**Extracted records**
#####

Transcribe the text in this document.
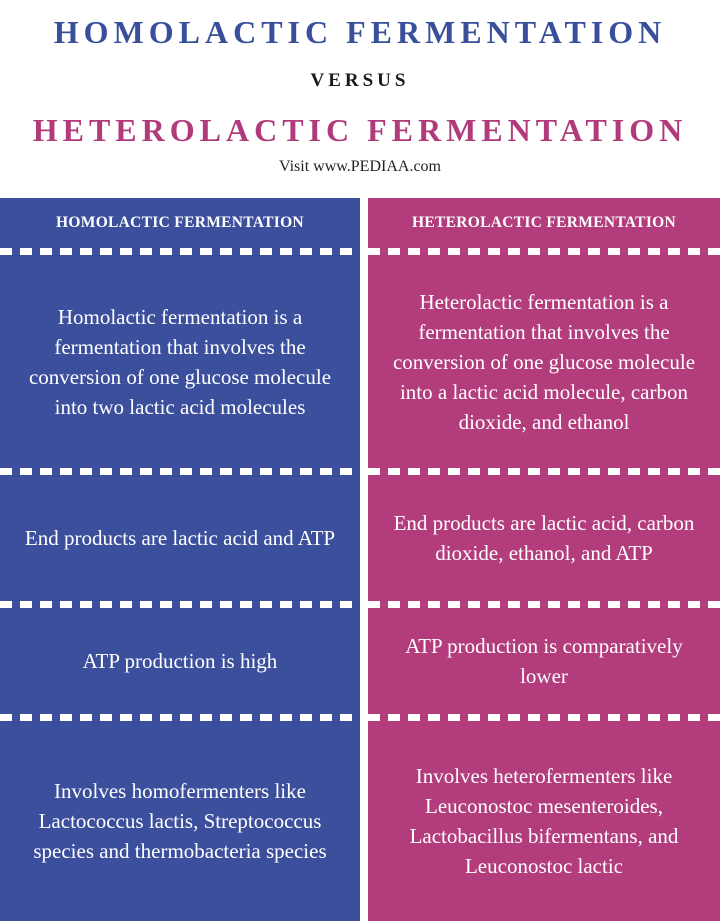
HOMOLACTIC FERMENTATION
VERSUS
HETEROLACTIC FERMENTATION
Visit www.PEDIAA.com
HOMOLACTIC FERMENTATION
Homolactic fermentation is a fermentation that involves the conversion of one glucose molecule into two lactic acid molecules
End products are lactic acid and ATP
ATP production is high
Involves homofermenters like Lactococcus lactis, Streptococcus species and thermobacteria species
HETEROLACTIC FERMENTATION
Heterolactic fermentation is a fermentation that involves the conversion of one glucose molecule into a lactic acid molecule, carbon dioxide, and ethanol
End products are lactic acid, carbon dioxide, ethanol, and ATP
ATP production is comparatively lower
Involves heterofermenters like Leuconostoc mesenteroides, Lactobacillus bifermentans, and Leuconostoc lactic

#####

**Directions for this task**
Look through the records above and please copy every line in which the string "production" occurs.

**Response area**
ATP production is high
ATP production is comparatively lower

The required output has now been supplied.